(Data records)
* START *
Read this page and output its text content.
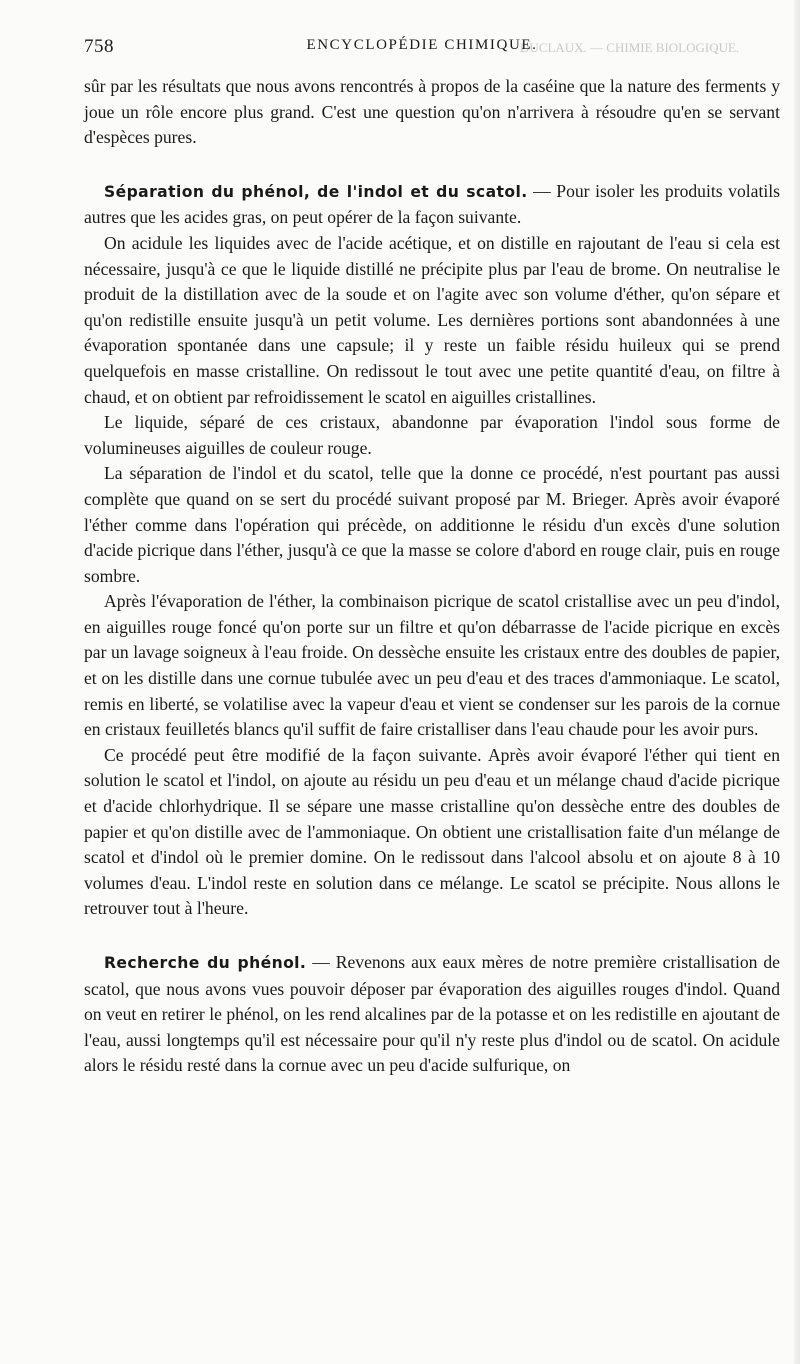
DUCLAUX. — CHIMIE BIOLOGIQUE.
758	ENCYCLOPÉDIE CHIMIQUE.

sûr par les résultats que nous avons rencontrés à propos de la caséine que la nature des ferments y joue un rôle encore plus grand. C'est une question qu'on n'arrivera à résoudre qu'en se servant d'espèces pures.

Séparation du phénol, de l'indol et du scatol. — Pour isoler les produits volatils autres que les acides gras, on peut opérer de la façon suivante.

On acidule les liquides avec de l'acide acétique, et on distille en rajoutant de l'eau si cela est nécessaire, jusqu'à ce que le liquide distillé ne précipite plus par l'eau de brome. On neutralise le produit de la distillation avec de la soude et on l'agite avec son volume d'éther, qu'on sépare et qu'on redistille ensuite jusqu'à un petit volume. Les dernières portions sont abandonnées à une évaporation spontanée dans une capsule; il y reste un faible résidu huileux qui se prend quelquefois en masse cristalline. On redissout le tout avec une petite quantité d'eau, on filtre à chaud, et on obtient par refroidissement le scatol en aiguilles cristallines.

Le liquide, séparé de ces cristaux, abandonne par évaporation l'indol sous forme de volumineuses aiguilles de couleur rouge.

La séparation de l'indol et du scatol, telle que la donne ce procédé, n'est pourtant pas aussi complète que quand on se sert du procédé suivant proposé par M. Brieger. Après avoir évaporé l'éther comme dans l'opération qui précède, on additionne le résidu d'un excès d'une solution d'acide picrique dans l'éther, jusqu'à ce que la masse se colore d'abord en rouge clair, puis en rouge sombre.

Après l'évaporation de l'éther, la combinaison picrique de scatol cristallise avec un peu d'indol, en aiguilles rouge foncé qu'on porte sur un filtre et qu'on débarrasse de l'acide picrique en excès par un lavage soigneux à l'eau froide. On dessèche ensuite les cristaux entre des doubles de papier, et on les distille dans une cornue tubulée avec un peu d'eau et des traces d'ammoniaque. Le scatol, remis en liberté, se volatilise avec la vapeur d'eau et vient se condenser sur les parois de la cornue en cristaux feuilletés blancs qu'il suffit de faire cristalliser dans l'eau chaude pour les avoir purs.

Ce procédé peut être modifié de la façon suivante. Après avoir évaporé l'éther qui tient en solution le scatol et l'indol, on ajoute au résidu un peu d'eau et un mélange chaud d'acide picrique et d'acide chlorhydrique. Il se sépare une masse cristalline qu'on dessèche entre des doubles de papier et qu'on distille avec de l'ammoniaque. On obtient une cristallisation faite d'un mélange de scatol et d'indol où le premier domine. On le redissout dans l'alcool absolu et on ajoute 8 à 10 volumes d'eau. L'indol reste en solution dans ce mélange. Le scatol se précipite. Nous allons le retrouver tout à l'heure.

Recherche du phénol. — Revenons aux eaux mères de notre première cristallisation de scatol, que nous avons vues pouvoir déposer par évaporation des aiguilles rouges d'indol. Quand on veut en retirer le phénol, on les rend alcalines par de la potasse et on les redistille en ajoutant de l'eau, aussi longtemps qu'il est nécessaire pour qu'il n'y reste plus d'indol ou de scatol. On acidule alors le résidu resté dans la cornue avec un peu d'acide sulfurique, on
* END *
- **Task**
Images do not belong in the copy; reproduce all other parts of the records above verbatim.

- **Result of this exercise**
Read this page and output its text content.
DUCLAUX. — CHIMIE BIOLOGIQUE.
758	ENCYCLOPÉDIE CHIMIQUE.

sûr par les résultats que nous avons rencontrés à propos de la caséine que la nature des ferments y joue un rôle encore plus grand. C'est une question qu'on n'arrivera à résoudre qu'en se servant d'espèces pures.

Séparation du phénol, de l'indol et du scatol. — Pour isoler les produits volatils autres que les acides gras, on peut opérer de la façon suivante.

On acidule les liquides avec de l'acide acétique, et on distille en rajoutant de l'eau si cela est nécessaire, jusqu'à ce que le liquide distillé ne précipite plus par l'eau de brome. On neutralise le produit de la distillation avec de la soude et on l'agite avec son volume d'éther, qu'on sépare et qu'on redistille ensuite jusqu'à un petit volume. Les dernières portions sont abandonnées à une évaporation spontanée dans une capsule; il y reste un faible résidu huileux qui se prend quelquefois en masse cristalline. On redissout le tout avec une petite quantité d'eau, on filtre à chaud, et on obtient par refroidissement le scatol en aiguilles cristallines.

Le liquide, séparé de ces cristaux, abandonne par évaporation l'indol sous forme de volumineuses aiguilles de couleur rouge.

La séparation de l'indol et du scatol, telle que la donne ce procédé, n'est pourtant pas aussi complète que quand on se sert du procédé suivant proposé par M. Brieger. Après avoir évaporé l'éther comme dans l'opération qui précède, on additionne le résidu d'un excès d'une solution d'acide picrique dans l'éther, jusqu'à ce que la masse se colore d'abord en rouge clair, puis en rouge sombre.

Après l'évaporation de l'éther, la combinaison picrique de scatol cristallise avec un peu d'indol, en aiguilles rouge foncé qu'on porte sur un filtre et qu'on débarrasse de l'acide picrique en excès par un lavage soigneux à l'eau froide. On dessèche ensuite les cristaux entre des doubles de papier, et on les distille dans une cornue tubulée avec un peu d'eau et des traces d'ammoniaque. Le scatol, remis en liberté, se volatilise avec la vapeur d'eau et vient se condenser sur les parois de la cornue en cristaux feuilletés blancs qu'il suffit de faire cristalliser dans l'eau chaude pour les avoir purs.

Ce procédé peut être modifié de la façon suivante. Après avoir évaporé l'éther qui tient en solution le scatol et l'indol, on ajoute au résidu un peu d'eau et un mélange chaud d'acide picrique et d'acide chlorhydrique. Il se sépare une masse cristalline qu'on dessèche entre des doubles de papier et qu'on distille avec de l'ammoniaque. On obtient une cristallisation faite d'un mélange de scatol et d'indol où le premier domine. On le redissout dans l'alcool absolu et on ajoute 8 à 10 volumes d'eau. L'indol reste en solution dans ce mélange. Le scatol se précipite. Nous allons le retrouver tout à l'heure.

Recherche du phénol. — Revenons aux eaux mères de notre première cristallisation de scatol, que nous avons vues pouvoir déposer par évaporation des aiguilles rouges d'indol. Quand on veut en retirer le phénol, on les rend alcalines par de la potasse et on les redistille en ajoutant de l'eau, aussi longtemps qu'il est nécessaire pour qu'il n'y reste plus d'indol ou de scatol. On acidule alors le résidu resté dans la cornue avec un peu d'acide sulfurique, on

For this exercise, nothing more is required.